§ EXERCISE BRIEF
Render every row below as a JSON list of strings with one string per line, and leave out any blank lines.

[Element box records]
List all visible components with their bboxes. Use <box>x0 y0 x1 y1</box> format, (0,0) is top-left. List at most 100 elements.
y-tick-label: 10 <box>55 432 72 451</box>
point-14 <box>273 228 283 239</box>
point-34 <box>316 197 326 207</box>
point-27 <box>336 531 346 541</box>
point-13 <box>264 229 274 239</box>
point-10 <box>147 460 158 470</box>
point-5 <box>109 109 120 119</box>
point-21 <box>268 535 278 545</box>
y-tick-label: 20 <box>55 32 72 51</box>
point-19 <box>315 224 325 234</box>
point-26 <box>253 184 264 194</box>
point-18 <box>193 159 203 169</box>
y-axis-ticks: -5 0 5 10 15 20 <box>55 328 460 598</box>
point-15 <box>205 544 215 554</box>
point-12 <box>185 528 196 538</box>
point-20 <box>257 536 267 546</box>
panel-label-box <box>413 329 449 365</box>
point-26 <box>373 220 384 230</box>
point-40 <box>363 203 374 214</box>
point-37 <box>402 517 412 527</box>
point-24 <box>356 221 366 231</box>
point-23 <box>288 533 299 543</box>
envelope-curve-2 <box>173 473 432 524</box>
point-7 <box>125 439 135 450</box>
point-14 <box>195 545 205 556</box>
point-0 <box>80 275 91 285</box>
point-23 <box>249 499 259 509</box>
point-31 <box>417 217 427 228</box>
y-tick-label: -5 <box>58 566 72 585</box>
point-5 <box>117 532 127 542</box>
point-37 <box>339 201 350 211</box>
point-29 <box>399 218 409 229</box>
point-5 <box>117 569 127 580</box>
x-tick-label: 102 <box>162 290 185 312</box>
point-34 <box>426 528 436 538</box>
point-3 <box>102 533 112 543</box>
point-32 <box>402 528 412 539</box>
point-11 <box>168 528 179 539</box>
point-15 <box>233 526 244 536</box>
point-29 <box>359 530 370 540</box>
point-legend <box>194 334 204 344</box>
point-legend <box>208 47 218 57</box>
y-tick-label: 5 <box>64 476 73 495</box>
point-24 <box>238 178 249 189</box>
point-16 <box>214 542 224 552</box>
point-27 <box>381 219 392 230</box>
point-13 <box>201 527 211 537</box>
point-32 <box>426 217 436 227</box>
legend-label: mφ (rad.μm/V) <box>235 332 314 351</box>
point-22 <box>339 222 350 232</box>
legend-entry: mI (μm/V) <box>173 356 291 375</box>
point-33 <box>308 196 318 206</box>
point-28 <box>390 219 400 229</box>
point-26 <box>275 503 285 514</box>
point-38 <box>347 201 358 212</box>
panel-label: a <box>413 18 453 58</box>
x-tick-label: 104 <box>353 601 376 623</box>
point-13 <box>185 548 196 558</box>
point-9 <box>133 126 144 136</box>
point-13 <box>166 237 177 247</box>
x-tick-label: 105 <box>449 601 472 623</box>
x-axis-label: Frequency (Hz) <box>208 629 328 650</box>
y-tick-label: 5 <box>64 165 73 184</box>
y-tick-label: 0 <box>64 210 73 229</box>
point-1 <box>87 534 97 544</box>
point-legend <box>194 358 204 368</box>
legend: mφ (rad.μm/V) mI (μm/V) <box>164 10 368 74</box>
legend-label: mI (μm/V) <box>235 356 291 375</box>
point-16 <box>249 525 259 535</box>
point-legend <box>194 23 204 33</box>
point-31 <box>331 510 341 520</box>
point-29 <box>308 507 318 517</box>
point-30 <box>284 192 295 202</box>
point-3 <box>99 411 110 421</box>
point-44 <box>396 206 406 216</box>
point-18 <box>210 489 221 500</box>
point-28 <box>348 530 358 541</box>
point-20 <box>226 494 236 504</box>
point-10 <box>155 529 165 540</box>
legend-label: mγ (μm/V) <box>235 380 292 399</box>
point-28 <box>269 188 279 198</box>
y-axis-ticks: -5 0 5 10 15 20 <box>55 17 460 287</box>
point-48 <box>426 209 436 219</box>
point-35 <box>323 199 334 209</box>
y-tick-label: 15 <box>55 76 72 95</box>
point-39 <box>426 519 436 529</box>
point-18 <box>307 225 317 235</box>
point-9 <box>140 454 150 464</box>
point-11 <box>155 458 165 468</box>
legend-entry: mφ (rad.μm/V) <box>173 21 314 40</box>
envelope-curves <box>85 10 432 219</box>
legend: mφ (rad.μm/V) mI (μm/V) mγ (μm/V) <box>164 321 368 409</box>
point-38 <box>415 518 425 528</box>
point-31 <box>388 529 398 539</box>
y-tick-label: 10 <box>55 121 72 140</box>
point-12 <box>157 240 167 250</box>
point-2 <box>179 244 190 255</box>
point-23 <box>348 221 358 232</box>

§ EXERCISE RESULT
[
  "List all visible components with their bboxes. Use <box>x0 y0 x1 y1</box> format, (0,0) is top-left. List at most 100 elements.",
  "y-tick-label: 10 <box>55 432 72 451</box>",
  "point-14 <box>273 228 283 239</box>",
  "point-34 <box>316 197 326 207</box>",
  "point-27 <box>336 531 346 541</box>",
  "point-13 <box>264 229 274 239</box>",
  "point-10 <box>147 460 158 470</box>",
  "point-5 <box>109 109 120 119</box>",
  "point-21 <box>268 535 278 545</box>",
  "y-tick-label: 20 <box>55 32 72 51</box>",
  "point-19 <box>315 224 325 234</box>",
  "point-26 <box>253 184 264 194</box>",
  "point-18 <box>193 159 203 169</box>",
  "y-axis-ticks: -5 0 5 10 15 20 <box>55 328 460 598</box>",
  "point-15 <box>205 544 215 554</box>",
  "point-12 <box>185 528 196 538</box>",
  "point-20 <box>257 536 267 546</box>",
  "panel-label-box <box>413 329 449 365</box>",
  "point-26 <box>373 220 384 230</box>",
  "point-40 <box>363 203 374 214</box>",
  "point-37 <box>402 517 412 527</box>",
  "point-24 <box>356 221 366 231</box>",
  "point-23 <box>288 533 299 543</box>",
  "envelope-curve-2 <box>173 473 432 524</box>",
  "point-7 <box>125 439 135 450</box>",
  "point-14 <box>195 545 205 556</box>",
  "point-0 <box>80 275 91 285</box>",
  "point-23 <box>249 499 259 509</box>",
  "point-31 <box>417 217 427 228</box>",
  "y-tick-label: -5 <box>58 566 72 585</box>",
  "point-5 <box>117 532 127 542</box>",
  "point-37 <box>339 201 350 211</box>",
  "point-29 <box>399 218 409 229</box>",
  "point-5 <box>117 569 127 580</box>",
  "x-tick-label: 102 <box>162 290 185 312</box>",
  "point-34 <box>426 528 436 538</box>",
  "point-3 <box>102 533 112 543</box>",
  "point-32 <box>402 528 412 539</box>",
  "point-11 <box>168 528 179 539</box>",
  "point-15 <box>233 526 244 536</box>",
  "point-29 <box>359 530 370 540</box>",
  "point-legend <box>194 334 204 344</box>",
  "point-legend <box>208 47 218 57</box>",
  "y-tick-label: 5 <box>64 476 73 495</box>",
  "point-24 <box>238 178 249 189</box>",
  "point-16 <box>214 542 224 552</box>",
  "point-27 <box>381 219 392 230</box>",
  "point-13 <box>201 527 211 537</box>",
  "point-32 <box>426 217 436 227</box>",
  "legend-label: mφ (rad.μm/V) <box>235 332 314 351</box>",
  "point-22 <box>339 222 350 232</box>",
  "legend-entry: mI (μm/V) <box>173 356 291 375</box>",
  "point-33 <box>308 196 318 206</box>",
  "point-28 <box>390 219 400 229</box>",
  "point-26 <box>275 503 285 514</box>",
  "point-38 <box>347 201 358 212</box>",
  "panel-label: a <box>413 18 453 58</box>",
  "x-tick-label: 104 <box>353 601 376 623</box>",
  "point-13 <box>185 548 196 558</box>",
  "point-9 <box>133 126 144 136</box>",
  "point-13 <box>166 237 177 247</box>",
  "x-tick-label: 105 <box>449 601 472 623</box>",
  "x-axis-label: Frequency (Hz) <box>208 629 328 650</box>",
  "y-tick-label: 5 <box>64 165 73 184</box>",
  "y-tick-label: 0 <box>64 210 73 229</box>",
  "point-1 <box>87 534 97 544</box>",
  "point-legend <box>194 358 204 368</box>",
  "legend: mφ (rad.μm/V) mI (μm/V) <box>164 10 368 74</box>",
  "legend-label: mI (μm/V) <box>235 356 291 375</box>",
  "point-16 <box>249 525 259 535</box>",
  "point-legend <box>194 23 204 33</box>",
  "point-31 <box>331 510 341 520</box>",
  "point-29 <box>308 507 318 517</box>",
  "point-30 <box>284 192 295 202</box>",
  "point-3 <box>99 411 110 421</box>",
  "point-44 <box>396 206 406 216</box>",
  "point-18 <box>210 489 221 500</box>",
  "point-28 <box>348 530 358 541</box>",
  "point-20 <box>226 494 236 504</box>",
  "point-10 <box>155 529 165 540</box>",
  "legend-label: mγ (μm/V) <box>235 380 292 399</box>",
  "point-28 <box>269 188 279 198</box>",
  "y-axis-ticks: -5 0 5 10 15 20 <box>55 17 460 287</box>",
  "point-48 <box>426 209 436 219</box>",
  "point-35 <box>323 199 334 209</box>",
  "y-tick-label: 15 <box>55 76 72 95</box>",
  "point-39 <box>426 519 436 529</box>",
  "point-18 <box>307 225 317 235</box>",
  "point-9 <box>140 454 150 464</box>",
  "point-11 <box>155 458 165 468</box>",
  "legend-entry: mφ (rad.μm/V) <box>173 21 314 40</box>",
  "envelope-curves <box>85 10 432 219</box>",
  "legend: mφ (rad.μm/V) mI (μm/V) mγ (μm/V) <box>164 321 368 409</box>",
  "point-38 <box>415 518 425 528</box>",
  "point-31 <box>388 529 398 539</box>",
  "y-tick-label: 10 <box>55 121 72 140</box>",
  "point-12 <box>157 240 167 250</box>",
  "point-2 <box>179 244 190 255</box>",
  "point-23 <box>348 221 358 232</box>"
]